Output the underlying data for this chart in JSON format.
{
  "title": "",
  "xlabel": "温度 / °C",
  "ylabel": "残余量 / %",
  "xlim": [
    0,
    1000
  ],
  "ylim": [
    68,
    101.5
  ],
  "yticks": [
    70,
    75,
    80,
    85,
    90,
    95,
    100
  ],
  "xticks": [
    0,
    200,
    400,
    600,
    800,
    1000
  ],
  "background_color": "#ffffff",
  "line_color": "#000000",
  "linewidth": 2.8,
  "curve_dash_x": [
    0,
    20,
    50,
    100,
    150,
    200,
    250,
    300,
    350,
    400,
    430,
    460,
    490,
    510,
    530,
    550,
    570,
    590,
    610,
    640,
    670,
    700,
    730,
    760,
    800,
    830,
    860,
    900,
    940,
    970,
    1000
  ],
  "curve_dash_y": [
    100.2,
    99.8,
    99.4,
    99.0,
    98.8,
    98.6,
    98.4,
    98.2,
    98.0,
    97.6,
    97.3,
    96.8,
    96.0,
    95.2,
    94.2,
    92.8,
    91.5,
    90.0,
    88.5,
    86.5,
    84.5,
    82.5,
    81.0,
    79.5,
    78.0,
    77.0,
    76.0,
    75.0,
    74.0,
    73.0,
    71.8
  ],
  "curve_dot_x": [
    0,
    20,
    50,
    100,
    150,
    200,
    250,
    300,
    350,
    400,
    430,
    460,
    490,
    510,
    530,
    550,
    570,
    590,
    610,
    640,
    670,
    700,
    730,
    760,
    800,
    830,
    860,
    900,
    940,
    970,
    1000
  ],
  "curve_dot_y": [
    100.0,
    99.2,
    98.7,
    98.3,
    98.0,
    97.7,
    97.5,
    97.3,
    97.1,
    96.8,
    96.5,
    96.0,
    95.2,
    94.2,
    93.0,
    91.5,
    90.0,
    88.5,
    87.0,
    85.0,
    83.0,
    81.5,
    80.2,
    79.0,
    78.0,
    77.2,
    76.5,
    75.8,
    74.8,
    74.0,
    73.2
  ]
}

+++

### EXERCISE AIM
Exactly reproduce all of the entries.

### RESULT OF THIS TASK
Output the underlying data for this chart in JSON format.
{
  "title": "",
  "xlabel": "温度 / °C",
  "ylabel": "残余量 / %",
  "xlim": [
    0,
    1000
  ],
  "ylim": [
    68,
    101.5
  ],
  "yticks": [
    70,
    75,
    80,
    85,
    90,
    95,
    100
  ],
  "xticks": [
    0,
    200,
    400,
    600,
    800,
    1000
  ],
  "background_color": "#ffffff",
  "line_color": "#000000",
  "linewidth": 2.8,
  "curve_dash_x": [
    0,
    20,
    50,
    100,
    150,
    200,
    250,
    300,
    350,
    400,
    430,
    460,
    490,
    510,
    530,
    550,
    570,
    590,
    610,
    640,
    670,
    700,
    730,
    760,
    800,
    830,
    860,
    900,
    940,
    970,
    1000
  ],
  "curve_dash_y": [
    100.2,
    99.8,
    99.4,
    99.0,
    98.8,
    98.6,
    98.4,
    98.2,
    98.0,
    97.6,
    97.3,
    96.8,
    96.0,
    95.2,
    94.2,
    92.8,
    91.5,
    90.0,
    88.5,
    86.5,
    84.5,
    82.5,
    81.0,
    79.5,
    78.0,
    77.0,
    76.0,
    75.0,
    74.0,
    73.0,
    71.8
  ],
  "curve_dot_x": [
    0,
    20,
    50,
    100,
    150,
    200,
    250,
    300,
    350,
    400,
    430,
    460,
    490,
    510,
    530,
    550,
    570,
    590,
    610,
    640,
    670,
    700,
    730,
    760,
    800,
    830,
    860,
    900,
    940,
    970,
    1000
  ],
  "curve_dot_y": [
    100.0,
    99.2,
    98.7,
    98.3,
    98.0,
    97.7,
    97.5,
    97.3,
    97.1,
    96.8,
    96.5,
    96.0,
    95.2,
    94.2,
    93.0,
    91.5,
    90.0,
    88.5,
    87.0,
    85.0,
    83.0,
    81.5,
    80.2,
    79.0,
    78.0,
    77.2,
    76.5,
    75.8,
    74.8,
    74.0,
    73.2
  ]
}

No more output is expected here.